INSTRUCTIONS FOR THE TASK: Don't copy the pictures; return every other part of the records exactly.

-- Start --

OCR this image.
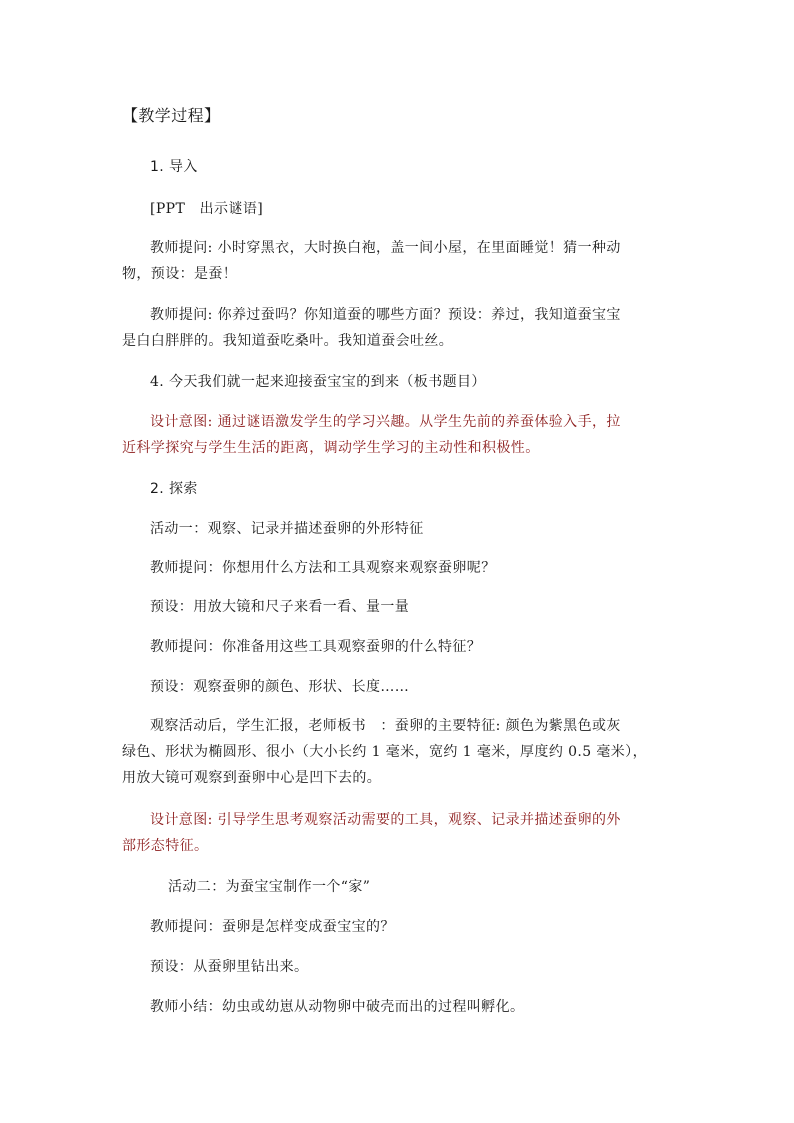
【教学过程】
1. 导入
[PPT　出示谜语]
教师提问: 小时穿黑衣，大时换白袍，盖一间小屋，在里面睡觉！猜一种动
物，预设：是蚕！
教师提问: 你养过蚕吗？你知道蚕的哪些方面？预设：养过，我知道蚕宝宝
是白白胖胖的。我知道蚕吃桑叶。我知道蚕会吐丝。
4. 今天我们就一起来迎接蚕宝宝的到来（板书题目）
设计意图: 通过谜语激发学生的学习兴趣。从学生先前的养蚕体验入手，拉
近科学探究与学生生活的距离，调动学生学习的主动性和积极性。
2. 探索
活动一：观察、记录并描述蚕卵的外形特征
教师提问：你想用什么方法和工具观察来观察蚕卵呢？
预设：用放大镜和尺子来看一看、量一量
教师提问：你准备用这些工具观察蚕卵的什么特征？
预设：观察蚕卵的颜色、形状、长度……
观察活动后，学生汇报，老师板书　：蚕卵的主要特征: 颜色为紫黑色或灰
绿色、形状为椭圆形、很小（大小长约 1 毫米，宽约 1 毫米，厚度约 0.5 毫米），
用放大镜可观察到蚕卵中心是凹下去的。
设计意图: 引导学生思考观察活动需要的工具，观察、记录并描述蚕卵的外
部形态特征。
活动二：为蚕宝宝制作一个“家”
教师提问：蚕卵是怎样变成蚕宝宝的？
预设：从蚕卵里钻出来。
教师小结：幼虫或幼崽从动物卵中破壳而出的过程叫孵化。
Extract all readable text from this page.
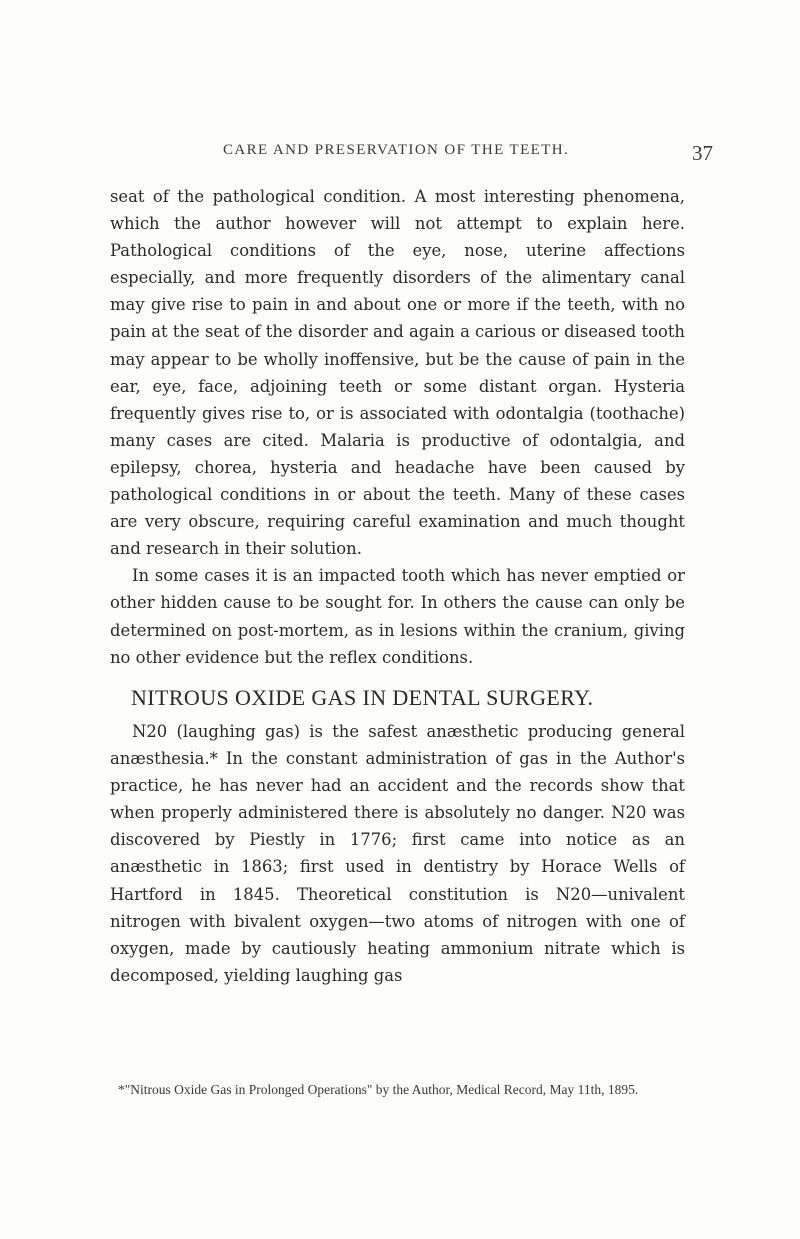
CARE AND PRESERVATION OF THE TEETH.	37

seat of the pathological condition. A most interesting phenomena, which the author however will not attempt to explain here. Pathological conditions of the eye, nose, uterine affections especially, and more frequently disorders of the alimentary canal may give rise to pain in and about one or more if the teeth, with no pain at the seat of the disorder and again a carious or diseased tooth may appear to be wholly inoffensive, but be the cause of pain in the ear, eye, face, adjoining teeth or some distant organ. Hysteria frequently gives rise to, or is associated with odontalgia (toothache) many cases are cited. Malaria is productive of odontalgia, and epilepsy, chorea, hysteria and headache have been caused by pathological conditions in or about the teeth. Many of these cases are very obscure, requiring careful examination and much thought and research in their solution.

In some cases it is an impacted tooth which has never emptied or other hidden cause to be sought for. In others the cause can only be determined on post-mortem, as in lesions within the cranium, giving no other evidence but the reflex conditions.

NITROUS OXIDE GAS IN DENTAL SURGERY.

N20 (laughing gas) is the safest anæsthetic producing general anæsthesia.* In the constant administration of gas in the Author's practice, he has never had an accident and the records show that when properly administered there is absolutely no danger. N20 was discovered by Piestly in 1776; first came into notice as an anæsthetic in 1863; first used in dentistry by Horace Wells of Hartford in 1845. Theoretical constitution is N20—univalent nitrogen with bivalent oxygen—two atoms of nitrogen with one of oxygen, made by cautiously heating ammonium nitrate which is decomposed, yielding laughing gas

*"Nitrous Oxide Gas in Prolonged Operations" by the Author, Medical Record, May 11th, 1895.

-- End --

EXERCISE OUTPUT:
OCR this image.
【教学过程】
1. 导入
[PPT　出示谜语]
教师提问: 小时穿黑衣，大时换白袍，盖一间小屋，在里面睡觉！猜一种动
物，预设：是蚕！
教师提问: 你养过蚕吗？你知道蚕的哪些方面？预设：养过，我知道蚕宝宝
是白白胖胖的。我知道蚕吃桑叶。我知道蚕会吐丝。
4. 今天我们就一起来迎接蚕宝宝的到来（板书题目）
设计意图: 通过谜语激发学生的学习兴趣。从学生先前的养蚕体验入手，拉
近科学探究与学生生活的距离，调动学生学习的主动性和积极性。
2. 探索
活动一：观察、记录并描述蚕卵的外形特征
教师提问：你想用什么方法和工具观察来观察蚕卵呢？
预设：用放大镜和尺子来看一看、量一量
教师提问：你准备用这些工具观察蚕卵的什么特征？
预设：观察蚕卵的颜色、形状、长度……
观察活动后，学生汇报，老师板书　：蚕卵的主要特征: 颜色为紫黑色或灰
绿色、形状为椭圆形、很小（大小长约 1 毫米，宽约 1 毫米，厚度约 0.5 毫米），
用放大镜可观察到蚕卵中心是凹下去的。
设计意图: 引导学生思考观察活动需要的工具，观察、记录并描述蚕卵的外
部形态特征。
活动二：为蚕宝宝制作一个“家”
教师提问：蚕卵是怎样变成蚕宝宝的？
预设：从蚕卵里钻出来。
教师小结：幼虫或幼崽从动物卵中破壳而出的过程叫孵化。
Extract all readable text from this page.
CARE AND PRESERVATION OF THE TEETH.	37

seat of the pathological condition. A most interesting phenomena, which the author however will not attempt to explain here. Pathological conditions of the eye, nose, uterine affections especially, and more frequently disorders of the alimentary canal may give rise to pain in and about one or more if the teeth, with no pain at the seat of the disorder and again a carious or diseased tooth may appear to be wholly inoffensive, but be the cause of pain in the ear, eye, face, adjoining teeth or some distant organ. Hysteria frequently gives rise to, or is associated with odontalgia (toothache) many cases are cited. Malaria is productive of odontalgia, and epilepsy, chorea, hysteria and headache have been caused by pathological conditions in or about the teeth. Many of these cases are very obscure, requiring careful examination and much thought and research in their solution.

In some cases it is an impacted tooth which has never emptied or other hidden cause to be sought for. In others the cause can only be determined on post-mortem, as in lesions within the cranium, giving no other evidence but the reflex conditions.

NITROUS OXIDE GAS IN DENTAL SURGERY.

N20 (laughing gas) is the safest anæsthetic producing general anæsthesia.* In the constant administration of gas in the Author's practice, he has never had an accident and the records show that when properly administered there is absolutely no danger. N20 was discovered by Piestly in 1776; first came into notice as an anæsthetic in 1863; first used in dentistry by Horace Wells of Hartford in 1845. Theoretical constitution is N20—univalent nitrogen with bivalent oxygen—two atoms of nitrogen with one of oxygen, made by cautiously heating ammonium nitrate which is decomposed, yielding laughing gas

*"Nitrous Oxide Gas in Prolonged Operations" by the Author, Medical Record, May 11th, 1895.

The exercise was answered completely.